▸ EXERCISE INSTRUCTIONS:
From the line that contains "Convert this document image to plain text." down to the last line of the data below, restate every line word for word, skipping any images.

Saved entries:
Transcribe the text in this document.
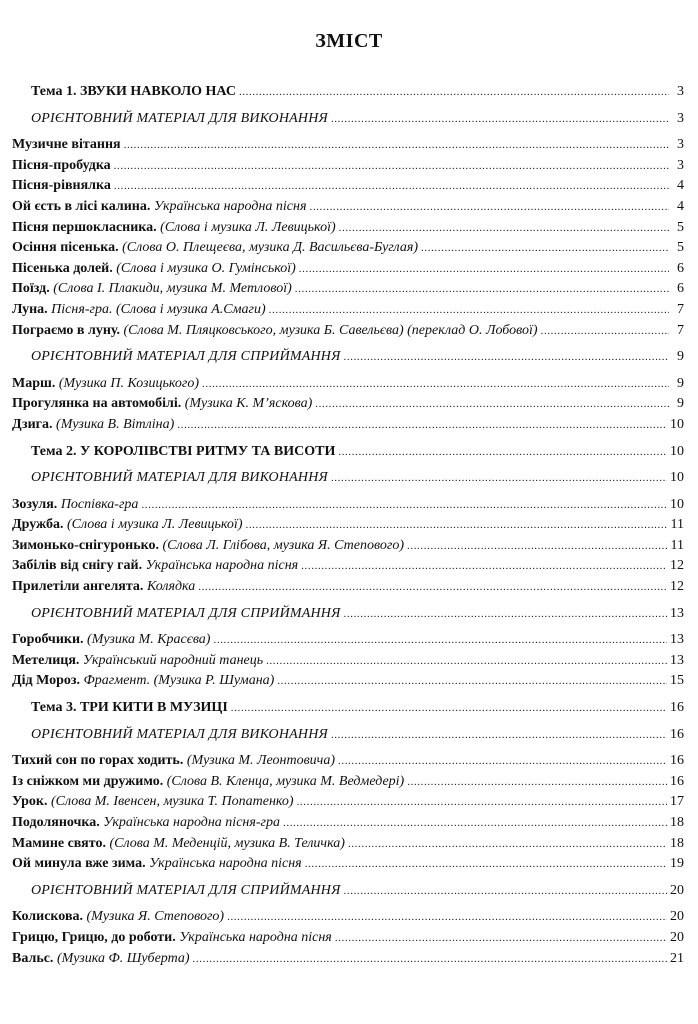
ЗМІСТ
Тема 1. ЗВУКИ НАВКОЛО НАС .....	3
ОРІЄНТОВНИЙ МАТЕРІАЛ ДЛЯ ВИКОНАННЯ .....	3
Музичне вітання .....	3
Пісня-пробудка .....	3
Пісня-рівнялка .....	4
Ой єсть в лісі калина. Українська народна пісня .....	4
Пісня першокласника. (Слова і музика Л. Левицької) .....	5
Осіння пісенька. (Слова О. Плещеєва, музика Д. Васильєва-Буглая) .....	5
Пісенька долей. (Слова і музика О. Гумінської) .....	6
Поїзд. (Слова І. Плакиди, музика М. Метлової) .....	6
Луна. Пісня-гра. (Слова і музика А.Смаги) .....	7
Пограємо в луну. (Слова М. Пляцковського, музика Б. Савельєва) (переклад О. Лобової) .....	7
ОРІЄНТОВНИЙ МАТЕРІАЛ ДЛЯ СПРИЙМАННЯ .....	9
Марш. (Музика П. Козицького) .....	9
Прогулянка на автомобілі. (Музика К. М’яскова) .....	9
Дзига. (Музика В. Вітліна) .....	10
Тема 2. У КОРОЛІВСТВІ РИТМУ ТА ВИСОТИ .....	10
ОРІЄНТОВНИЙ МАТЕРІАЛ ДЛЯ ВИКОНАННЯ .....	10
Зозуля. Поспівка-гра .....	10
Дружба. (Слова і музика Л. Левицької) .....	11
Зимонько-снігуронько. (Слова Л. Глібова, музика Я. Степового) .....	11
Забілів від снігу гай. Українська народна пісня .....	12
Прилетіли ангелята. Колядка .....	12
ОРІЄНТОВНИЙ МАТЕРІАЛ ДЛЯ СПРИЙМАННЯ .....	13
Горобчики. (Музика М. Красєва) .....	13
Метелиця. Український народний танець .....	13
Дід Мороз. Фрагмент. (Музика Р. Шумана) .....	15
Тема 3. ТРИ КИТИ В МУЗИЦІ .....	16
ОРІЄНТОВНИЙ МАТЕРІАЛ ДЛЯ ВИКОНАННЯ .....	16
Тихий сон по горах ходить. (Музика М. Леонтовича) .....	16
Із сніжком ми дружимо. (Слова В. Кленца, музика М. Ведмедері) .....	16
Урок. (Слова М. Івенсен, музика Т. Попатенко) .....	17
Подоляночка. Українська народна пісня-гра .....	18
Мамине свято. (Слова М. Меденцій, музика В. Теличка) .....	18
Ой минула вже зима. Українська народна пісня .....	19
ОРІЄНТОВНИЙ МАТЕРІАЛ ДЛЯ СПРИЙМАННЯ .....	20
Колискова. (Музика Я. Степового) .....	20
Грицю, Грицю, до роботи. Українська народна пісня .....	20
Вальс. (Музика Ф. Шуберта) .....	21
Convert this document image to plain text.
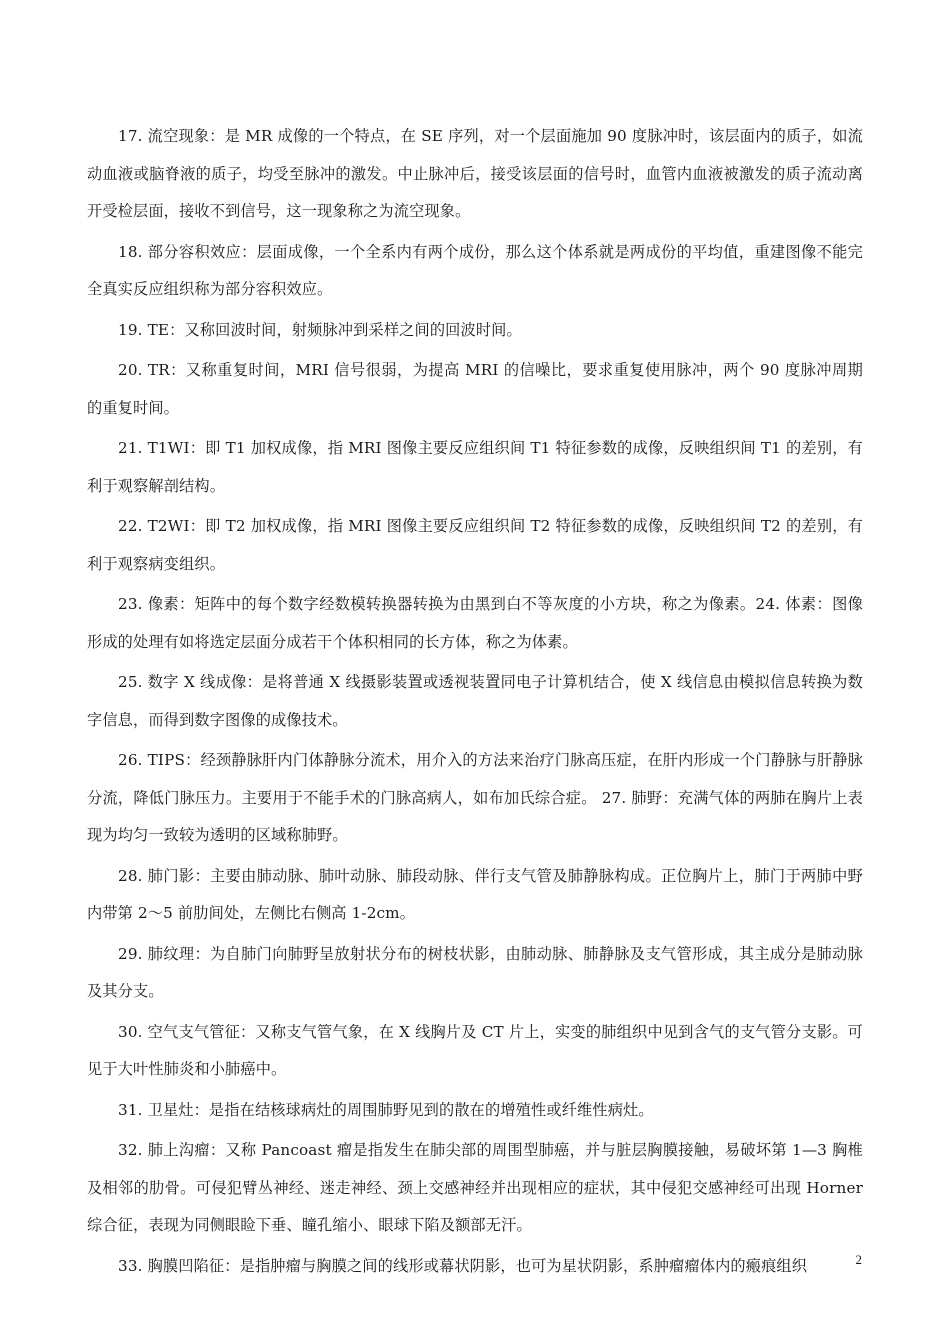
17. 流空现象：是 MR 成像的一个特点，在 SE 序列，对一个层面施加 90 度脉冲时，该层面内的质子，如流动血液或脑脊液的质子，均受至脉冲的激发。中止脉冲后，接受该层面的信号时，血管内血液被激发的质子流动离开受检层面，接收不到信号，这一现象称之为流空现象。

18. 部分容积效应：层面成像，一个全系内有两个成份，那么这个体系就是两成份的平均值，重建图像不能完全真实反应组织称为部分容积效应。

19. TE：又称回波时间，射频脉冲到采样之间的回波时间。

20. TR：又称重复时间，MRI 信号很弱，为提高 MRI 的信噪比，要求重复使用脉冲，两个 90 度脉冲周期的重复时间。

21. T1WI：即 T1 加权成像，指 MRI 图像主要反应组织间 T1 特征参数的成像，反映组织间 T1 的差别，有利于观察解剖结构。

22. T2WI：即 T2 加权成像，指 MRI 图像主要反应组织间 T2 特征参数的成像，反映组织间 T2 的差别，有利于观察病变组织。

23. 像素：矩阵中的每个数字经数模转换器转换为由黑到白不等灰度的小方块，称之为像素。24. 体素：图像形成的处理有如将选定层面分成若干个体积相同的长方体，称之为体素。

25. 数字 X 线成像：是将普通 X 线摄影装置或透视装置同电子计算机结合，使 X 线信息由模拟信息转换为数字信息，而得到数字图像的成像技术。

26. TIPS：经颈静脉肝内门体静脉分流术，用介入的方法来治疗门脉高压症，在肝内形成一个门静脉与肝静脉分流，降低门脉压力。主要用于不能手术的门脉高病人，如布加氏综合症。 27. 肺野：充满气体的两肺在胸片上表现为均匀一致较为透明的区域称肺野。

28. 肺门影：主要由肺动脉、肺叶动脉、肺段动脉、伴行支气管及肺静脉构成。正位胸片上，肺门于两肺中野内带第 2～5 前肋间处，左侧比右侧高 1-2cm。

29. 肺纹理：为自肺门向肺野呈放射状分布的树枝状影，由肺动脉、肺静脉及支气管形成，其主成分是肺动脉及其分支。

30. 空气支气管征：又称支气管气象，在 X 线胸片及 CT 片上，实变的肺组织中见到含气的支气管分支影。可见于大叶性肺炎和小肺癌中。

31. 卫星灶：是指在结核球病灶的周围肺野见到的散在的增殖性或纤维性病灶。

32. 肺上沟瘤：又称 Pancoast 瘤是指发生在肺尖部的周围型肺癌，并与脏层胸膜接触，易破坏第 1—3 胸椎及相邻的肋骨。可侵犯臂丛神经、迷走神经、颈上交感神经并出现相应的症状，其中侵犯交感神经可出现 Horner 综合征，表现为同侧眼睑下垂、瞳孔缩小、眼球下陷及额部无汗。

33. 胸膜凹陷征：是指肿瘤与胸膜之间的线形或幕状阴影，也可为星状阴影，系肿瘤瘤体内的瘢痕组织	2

▸ THE REPLY:
Convert this document image to plain text.
17. 流空现象：是 MR 成像的一个特点，在 SE 序列，对一个层面施加 90 度脉冲时，该层面内的质子，如流动血液或脑脊液的质子，均受至脉冲的激发。中止脉冲后，接受该层面的信号时，血管内血液被激发的质子流动离开受检层面，接收不到信号，这一现象称之为流空现象。

18. 部分容积效应：层面成像，一个全系内有两个成份，那么这个体系就是两成份的平均值，重建图像不能完全真实反应组织称为部分容积效应。

19. TE：又称回波时间，射频脉冲到采样之间的回波时间。

20. TR：又称重复时间，MRI 信号很弱，为提高 MRI 的信噪比，要求重复使用脉冲，两个 90 度脉冲周期的重复时间。

21. T1WI：即 T1 加权成像，指 MRI 图像主要反应组织间 T1 特征参数的成像，反映组织间 T1 的差别，有利于观察解剖结构。

22. T2WI：即 T2 加权成像，指 MRI 图像主要反应组织间 T2 特征参数的成像，反映组织间 T2 的差别，有利于观察病变组织。

23. 像素：矩阵中的每个数字经数模转换器转换为由黑到白不等灰度的小方块，称之为像素。24. 体素：图像形成的处理有如将选定层面分成若干个体积相同的长方体，称之为体素。

25. 数字 X 线成像：是将普通 X 线摄影装置或透视装置同电子计算机结合，使 X 线信息由模拟信息转换为数字信息，而得到数字图像的成像技术。

26. TIPS：经颈静脉肝内门体静脉分流术，用介入的方法来治疗门脉高压症，在肝内形成一个门静脉与肝静脉分流，降低门脉压力。主要用于不能手术的门脉高病人，如布加氏综合症。 27. 肺野：充满气体的两肺在胸片上表现为均匀一致较为透明的区域称肺野。

28. 肺门影：主要由肺动脉、肺叶动脉、肺段动脉、伴行支气管及肺静脉构成。正位胸片上，肺门于两肺中野内带第 2～5 前肋间处，左侧比右侧高 1-2cm。

29. 肺纹理：为自肺门向肺野呈放射状分布的树枝状影，由肺动脉、肺静脉及支气管形成，其主成分是肺动脉及其分支。

30. 空气支气管征：又称支气管气象，在 X 线胸片及 CT 片上，实变的肺组织中见到含气的支气管分支影。可见于大叶性肺炎和小肺癌中。

31. 卫星灶：是指在结核球病灶的周围肺野见到的散在的增殖性或纤维性病灶。

32. 肺上沟瘤：又称 Pancoast 瘤是指发生在肺尖部的周围型肺癌，并与脏层胸膜接触，易破坏第 1—3 胸椎及相邻的肋骨。可侵犯臂丛神经、迷走神经、颈上交感神经并出现相应的症状，其中侵犯交感神经可出现 Horner 综合征，表现为同侧眼睑下垂、瞳孔缩小、眼球下陷及额部无汗。

33. 胸膜凹陷征：是指肿瘤与胸膜之间的线形或幕状阴影，也可为星状阴影，系肿瘤瘤体内的瘢痕组织	2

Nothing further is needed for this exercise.